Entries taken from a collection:

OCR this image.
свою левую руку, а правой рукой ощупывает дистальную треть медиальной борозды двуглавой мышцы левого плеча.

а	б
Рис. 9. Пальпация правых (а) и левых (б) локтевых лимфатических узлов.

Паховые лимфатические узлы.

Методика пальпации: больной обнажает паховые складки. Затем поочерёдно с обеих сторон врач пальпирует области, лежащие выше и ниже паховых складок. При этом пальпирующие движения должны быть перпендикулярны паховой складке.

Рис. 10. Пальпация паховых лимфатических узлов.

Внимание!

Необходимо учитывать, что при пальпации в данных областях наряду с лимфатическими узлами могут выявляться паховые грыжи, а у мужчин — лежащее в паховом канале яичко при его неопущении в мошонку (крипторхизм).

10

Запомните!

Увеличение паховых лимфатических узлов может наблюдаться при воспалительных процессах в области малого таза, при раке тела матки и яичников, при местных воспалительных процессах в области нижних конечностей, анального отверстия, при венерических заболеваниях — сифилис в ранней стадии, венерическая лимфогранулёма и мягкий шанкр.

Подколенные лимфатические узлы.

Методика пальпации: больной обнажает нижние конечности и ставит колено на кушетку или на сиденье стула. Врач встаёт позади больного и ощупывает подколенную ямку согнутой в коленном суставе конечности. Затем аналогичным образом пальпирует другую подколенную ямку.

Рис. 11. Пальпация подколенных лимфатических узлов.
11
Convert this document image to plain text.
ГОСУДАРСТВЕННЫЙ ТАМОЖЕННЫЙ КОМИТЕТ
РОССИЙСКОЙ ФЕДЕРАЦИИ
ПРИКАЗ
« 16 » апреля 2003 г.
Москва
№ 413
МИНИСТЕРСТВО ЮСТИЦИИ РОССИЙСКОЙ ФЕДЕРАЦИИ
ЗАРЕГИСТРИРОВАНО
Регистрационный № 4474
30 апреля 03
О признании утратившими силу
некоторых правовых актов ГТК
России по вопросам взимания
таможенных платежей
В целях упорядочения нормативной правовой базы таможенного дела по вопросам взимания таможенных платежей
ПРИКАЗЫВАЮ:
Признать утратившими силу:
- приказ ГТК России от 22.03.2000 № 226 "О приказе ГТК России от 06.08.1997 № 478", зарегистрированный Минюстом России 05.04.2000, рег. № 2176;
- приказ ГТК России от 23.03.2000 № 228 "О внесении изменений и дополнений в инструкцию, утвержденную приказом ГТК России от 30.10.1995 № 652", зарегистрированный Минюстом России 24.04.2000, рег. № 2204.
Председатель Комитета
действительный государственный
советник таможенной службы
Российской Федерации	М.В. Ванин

▶ [WHAT YOU SHOULD DO]:
State how many lines include the string "зарегистрированный", and nothing more.

▶ [EXERCISE OUTPUT]:
2